### DO THIS
Reproduce the data in its entirety, exactly as supplied.
══ PROVIDED DATA ══
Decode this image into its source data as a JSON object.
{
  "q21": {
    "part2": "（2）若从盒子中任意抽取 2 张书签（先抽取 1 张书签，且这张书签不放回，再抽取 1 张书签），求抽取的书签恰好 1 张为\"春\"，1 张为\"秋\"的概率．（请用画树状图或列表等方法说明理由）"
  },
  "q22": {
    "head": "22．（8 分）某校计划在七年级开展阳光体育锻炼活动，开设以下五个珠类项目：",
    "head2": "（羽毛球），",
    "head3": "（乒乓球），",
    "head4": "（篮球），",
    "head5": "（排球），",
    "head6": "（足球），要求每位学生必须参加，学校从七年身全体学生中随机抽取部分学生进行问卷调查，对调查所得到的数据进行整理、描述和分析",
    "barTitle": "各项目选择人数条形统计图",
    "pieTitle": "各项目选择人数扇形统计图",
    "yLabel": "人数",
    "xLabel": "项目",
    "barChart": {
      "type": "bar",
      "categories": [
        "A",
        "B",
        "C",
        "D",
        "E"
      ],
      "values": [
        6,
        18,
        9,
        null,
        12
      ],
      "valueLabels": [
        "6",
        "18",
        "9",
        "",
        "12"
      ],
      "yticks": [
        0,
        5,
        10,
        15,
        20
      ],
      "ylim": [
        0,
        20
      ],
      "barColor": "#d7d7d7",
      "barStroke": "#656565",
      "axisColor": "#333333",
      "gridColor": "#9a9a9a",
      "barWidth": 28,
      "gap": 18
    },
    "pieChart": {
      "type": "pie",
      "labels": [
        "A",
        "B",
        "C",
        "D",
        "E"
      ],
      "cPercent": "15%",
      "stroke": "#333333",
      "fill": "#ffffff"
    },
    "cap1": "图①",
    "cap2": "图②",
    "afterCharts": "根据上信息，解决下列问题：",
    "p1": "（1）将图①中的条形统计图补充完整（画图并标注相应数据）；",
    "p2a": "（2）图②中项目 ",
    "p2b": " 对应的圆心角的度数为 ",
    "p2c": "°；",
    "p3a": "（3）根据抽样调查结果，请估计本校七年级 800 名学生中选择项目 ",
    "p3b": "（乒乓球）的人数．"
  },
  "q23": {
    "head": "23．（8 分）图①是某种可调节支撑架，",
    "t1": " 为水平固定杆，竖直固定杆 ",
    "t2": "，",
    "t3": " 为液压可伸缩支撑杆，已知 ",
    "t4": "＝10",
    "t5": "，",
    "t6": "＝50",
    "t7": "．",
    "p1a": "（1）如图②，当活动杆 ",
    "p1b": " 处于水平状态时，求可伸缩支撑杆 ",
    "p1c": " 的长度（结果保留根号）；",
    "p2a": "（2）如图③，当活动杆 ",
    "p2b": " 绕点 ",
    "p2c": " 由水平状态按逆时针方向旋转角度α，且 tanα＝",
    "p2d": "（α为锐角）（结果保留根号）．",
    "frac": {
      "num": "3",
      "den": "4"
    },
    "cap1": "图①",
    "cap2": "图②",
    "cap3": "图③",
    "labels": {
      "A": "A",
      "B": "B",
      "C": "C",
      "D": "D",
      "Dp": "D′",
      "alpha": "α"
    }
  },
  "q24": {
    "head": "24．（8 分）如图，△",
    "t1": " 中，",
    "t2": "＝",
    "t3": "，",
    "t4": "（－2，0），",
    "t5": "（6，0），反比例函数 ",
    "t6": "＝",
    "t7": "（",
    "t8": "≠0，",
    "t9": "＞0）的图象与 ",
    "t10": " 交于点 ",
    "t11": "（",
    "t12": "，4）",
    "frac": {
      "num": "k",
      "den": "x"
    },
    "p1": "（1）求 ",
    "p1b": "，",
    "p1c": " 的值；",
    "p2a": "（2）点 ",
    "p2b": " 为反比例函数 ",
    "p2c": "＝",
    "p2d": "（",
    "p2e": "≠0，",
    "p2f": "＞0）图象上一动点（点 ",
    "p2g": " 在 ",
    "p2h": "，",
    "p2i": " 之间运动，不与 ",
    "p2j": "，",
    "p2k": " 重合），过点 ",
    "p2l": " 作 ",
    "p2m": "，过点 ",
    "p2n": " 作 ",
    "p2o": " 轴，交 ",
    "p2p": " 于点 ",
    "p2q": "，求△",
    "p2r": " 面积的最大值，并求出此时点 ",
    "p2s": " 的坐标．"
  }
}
═══
### ANSWER TO THIS PROBLEM
Decode this image into its source data as a JSON object.
{
  "q21": {
    "part2": "（2）若从盒子中任意抽取 2 张书签（先抽取 1 张书签，且这张书签不放回，再抽取 1 张书签），求抽取的书签恰好 1 张为\"春\"，1 张为\"秋\"的概率．（请用画树状图或列表等方法说明理由）"
  },
  "q22": {
    "head": "22．（8 分）某校计划在七年级开展阳光体育锻炼活动，开设以下五个珠类项目：",
    "head2": "（羽毛球），",
    "head3": "（乒乓球），",
    "head4": "（篮球），",
    "head5": "（排球），",
    "head6": "（足球），要求每位学生必须参加，学校从七年身全体学生中随机抽取部分学生进行问卷调查，对调查所得到的数据进行整理、描述和分析",
    "barTitle": "各项目选择人数条形统计图",
    "pieTitle": "各项目选择人数扇形统计图",
    "yLabel": "人数",
    "xLabel": "项目",
    "barChart": {
      "type": "bar",
      "categories": [
        "A",
        "B",
        "C",
        "D",
        "E"
      ],
      "values": [
        6,
        18,
        9,
        null,
        12
      ],
      "valueLabels": [
        "6",
        "18",
        "9",
        "",
        "12"
      ],
      "yticks": [
        0,
        5,
        10,
        15,
        20
      ],
      "ylim": [
        0,
        20
      ],
      "barColor": "#d7d7d7",
      "barStroke": "#656565",
      "axisColor": "#333333",
      "gridColor": "#9a9a9a",
      "barWidth": 28,
      "gap": 18
    },
    "pieChart": {
      "type": "pie",
      "labels": [
        "A",
        "B",
        "C",
        "D",
        "E"
      ],
      "cPercent": "15%",
      "stroke": "#333333",
      "fill": "#ffffff"
    },
    "cap1": "图①",
    "cap2": "图②",
    "afterCharts": "根据上信息，解决下列问题：",
    "p1": "（1）将图①中的条形统计图补充完整（画图并标注相应数据）；",
    "p2a": "（2）图②中项目 ",
    "p2b": " 对应的圆心角的度数为 ",
    "p2c": "°；",
    "p3a": "（3）根据抽样调查结果，请估计本校七年级 800 名学生中选择项目 ",
    "p3b": "（乒乓球）的人数．"
  },
  "q23": {
    "head": "23．（8 分）图①是某种可调节支撑架，",
    "t1": " 为水平固定杆，竖直固定杆 ",
    "t2": "，",
    "t3": " 为液压可伸缩支撑杆，已知 ",
    "t4": "＝10",
    "t5": "，",
    "t6": "＝50",
    "t7": "．",
    "p1a": "（1）如图②，当活动杆 ",
    "p1b": " 处于水平状态时，求可伸缩支撑杆 ",
    "p1c": " 的长度（结果保留根号）；",
    "p2a": "（2）如图③，当活动杆 ",
    "p2b": " 绕点 ",
    "p2c": " 由水平状态按逆时针方向旋转角度α，且 tanα＝",
    "p2d": "（α为锐角）（结果保留根号）．",
    "frac": {
      "num": "3",
      "den": "4"
    },
    "cap1": "图①",
    "cap2": "图②",
    "cap3": "图③",
    "labels": {
      "A": "A",
      "B": "B",
      "C": "C",
      "D": "D",
      "Dp": "D′",
      "alpha": "α"
    }
  },
  "q24": {
    "head": "24．（8 分）如图，△",
    "t1": " 中，",
    "t2": "＝",
    "t3": "，",
    "t4": "（－2，0），",
    "t5": "（6，0），反比例函数 ",
    "t6": "＝",
    "t7": "（",
    "t8": "≠0，",
    "t9": "＞0）的图象与 ",
    "t10": " 交于点 ",
    "t11": "（",
    "t12": "，4）",
    "frac": {
      "num": "k",
      "den": "x"
    },
    "p1": "（1）求 ",
    "p1b": "，",
    "p1c": " 的值；",
    "p2a": "（2）点 ",
    "p2b": " 为反比例函数 ",
    "p2c": "＝",
    "p2d": "（",
    "p2e": "≠0，",
    "p2f": "＞0）图象上一动点（点 ",
    "p2g": " 在 ",
    "p2h": "，",
    "p2i": " 之间运动，不与 ",
    "p2j": "，",
    "p2k": " 重合），过点 ",
    "p2l": " 作 ",
    "p2m": "，过点 ",
    "p2n": " 作 ",
    "p2o": " 轴，交 ",
    "p2p": " 于点 ",
    "p2q": "，求△",
    "p2r": " 面积的最大值，并求出此时点 ",
    "p2s": " 的坐标．"
  }
}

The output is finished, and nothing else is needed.